Required work — Repeat the entries below exactly as they appear, with no pictures.

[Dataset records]
- - - - -

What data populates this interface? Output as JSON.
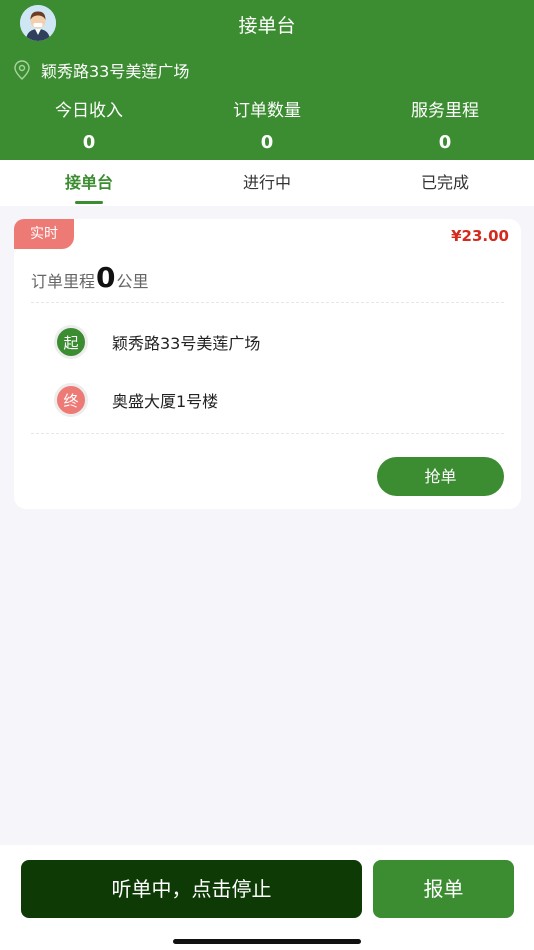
{
  "header": {
    "title": "接单台",
    "location": "颖秀路33号美莲广场",
    "stats": [
      {
        "label": "今日收入",
        "value": "0"
      },
      {
        "label": "订单数量",
        "value": "0"
      },
      {
        "label": "服务里程",
        "value": "0"
      }
    ]
  },
  "tabs": [
    {
      "label": "接单台",
      "active": true
    },
    {
      "label": "进行中",
      "active": false
    },
    {
      "label": "已完成",
      "active": false
    }
  ],
  "order": {
    "badge": "实时",
    "price": "¥23.00",
    "mileage_prefix": "订单里程",
    "mileage_value": "0",
    "mileage_unit": "公里",
    "start_marker": "起",
    "start_address": "颖秀路33号美莲广场",
    "end_marker": "终",
    "end_address": "奥盛大厦1号楼",
    "grab_label": "抢单"
  },
  "footer": {
    "listen_label": "听单中，点击停止",
    "report_label": "报单"
  },
  "colors": {
    "primary": "#3c8c32",
    "dark_primary": "#0e3a05",
    "accent_red": "#ee7a76",
    "price_red": "#d42a1e"
  },
  "icons": {
    "avatar": "avatar-icon",
    "location": "location-pin-icon"
  }
}
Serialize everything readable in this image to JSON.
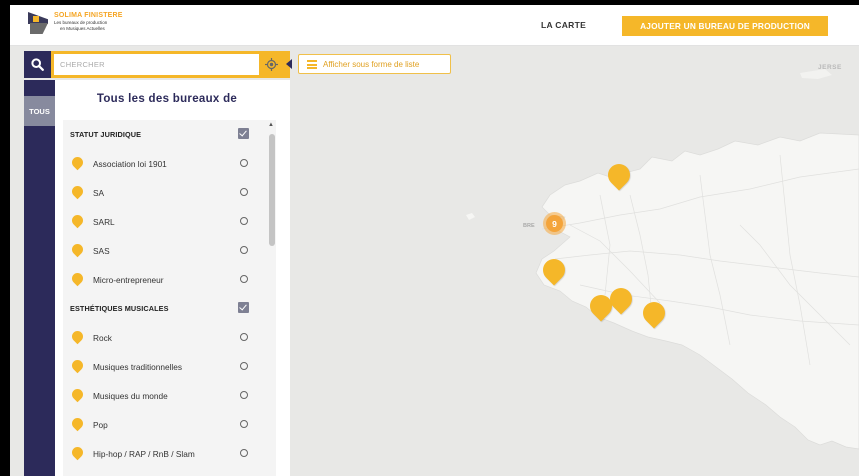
{
  "brand": {
    "name": "SOLIMA FINISTERE",
    "tagline_line1": "Les bureaux de production",
    "tagline_line2": "en Musiques Actuelles"
  },
  "nav": {
    "map_link": "LA CARTE",
    "add_button": "AJOUTER UN BUREAU DE PRODUCTION"
  },
  "search": {
    "placeholder": "CHERCHER"
  },
  "tabs": {
    "all": "TOUS"
  },
  "panel": {
    "title": "Tous les des bureaux de",
    "sections": [
      {
        "heading": "STATUT JURIDIQUE",
        "checked": true,
        "items": [
          "Association loi 1901",
          "SA",
          "SARL",
          "SAS",
          "Micro-entrepreneur"
        ]
      },
      {
        "heading": "ESTHÉTIQUES MUSICALES",
        "checked": true,
        "items": [
          "Rock",
          "Musiques traditionnelles",
          "Musiques du monde",
          "Pop",
          "Hip-hop / RAP / RnB / Slam"
        ]
      }
    ]
  },
  "map": {
    "list_toggle": "Afficher sous forme de liste",
    "labels": {
      "jersey": "JERSE",
      "brest": "BRE"
    },
    "cluster_count": "9",
    "colors": {
      "accent": "#f5b729",
      "navy": "#2c2a5a",
      "land": "#f6f6f4",
      "sea": "#e8e8e6"
    }
  }
}
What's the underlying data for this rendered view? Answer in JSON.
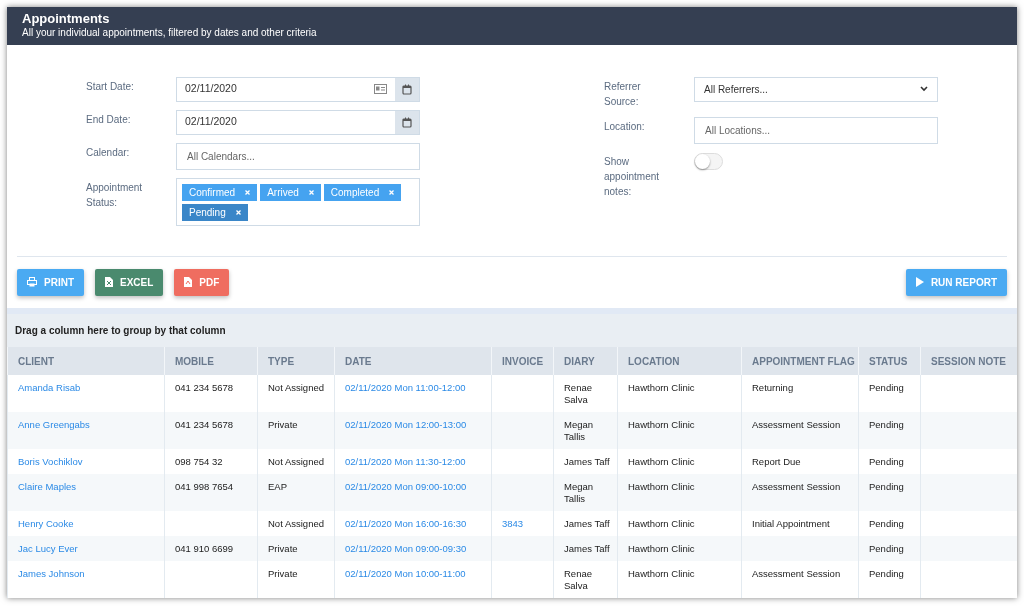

- - - - -

The reply —
What data populates this interface? Output as JSON.
{
  "header": {
    "title": "接单台",
    "location": "颖秀路33号美莲广场",
    "stats": [
      {
        "label": "今日收入",
        "value": "0"
      },
      {
        "label": "订单数量",
        "value": "0"
      },
      {
        "label": "服务里程",
        "value": "0"
      }
    ]
  },
  "tabs": [
    {
      "label": "接单台",
      "active": true
    },
    {
      "label": "进行中",
      "active": false
    },
    {
      "label": "已完成",
      "active": false
    }
  ],
  "order": {
    "badge": "实时",
    "price": "¥23.00",
    "mileage_prefix": "订单里程",
    "mileage_value": "0",
    "mileage_unit": "公里",
    "start_marker": "起",
    "start_address": "颖秀路33号美莲广场",
    "end_marker": "终",
    "end_address": "奥盛大厦1号楼",
    "grab_label": "抢单"
  },
  "footer": {
    "listen_label": "听单中，点击停止",
    "report_label": "报单"
  },
  "colors": {
    "primary": "#3c8c32",
    "dark_primary": "#0e3a05",
    "accent_red": "#ee7a76",
    "price_red": "#d42a1e"
  },
  "icons": {
    "avatar": "avatar-icon",
    "location": "location-pin-icon"
  }
}
Serialize everything readable in this image to JSON.
{
  "brand": {
    "name": "SOLIMA FINISTERE",
    "tagline_line1": "Les bureaux de production",
    "tagline_line2": "en Musiques Actuelles"
  },
  "nav": {
    "map_link": "LA CARTE",
    "add_button": "AJOUTER UN BUREAU DE PRODUCTION"
  },
  "search": {
    "placeholder": "CHERCHER"
  },
  "tabs": {
    "all": "TOUS"
  },
  "panel": {
    "title": "Tous les des bureaux de",
    "sections": [
      {
        "heading": "STATUT JURIDIQUE",
        "checked": true,
        "items": [
          "Association loi 1901",
          "SA",
          "SARL",
          "SAS",
          "Micro-entrepreneur"
        ]
      },
      {
        "heading": "ESTHÉTIQUES MUSICALES",
        "checked": true,
        "items": [
          "Rock",
          "Musiques traditionnelles",
          "Musiques du monde",
          "Pop",
          "Hip-hop / RAP / RnB / Slam"
        ]
      }
    ]
  },
  "map": {
    "list_toggle": "Afficher sous forme de liste",
    "labels": {
      "jersey": "JERSE",
      "brest": "BRE"
    },
    "cluster_count": "9",
    "colors": {
      "accent": "#f5b729",
      "navy": "#2c2a5a",
      "land": "#f6f6f4",
      "sea": "#e8e8e6"
    }
  }
}
What's the underlying data for this rendered view? Answer in JSON.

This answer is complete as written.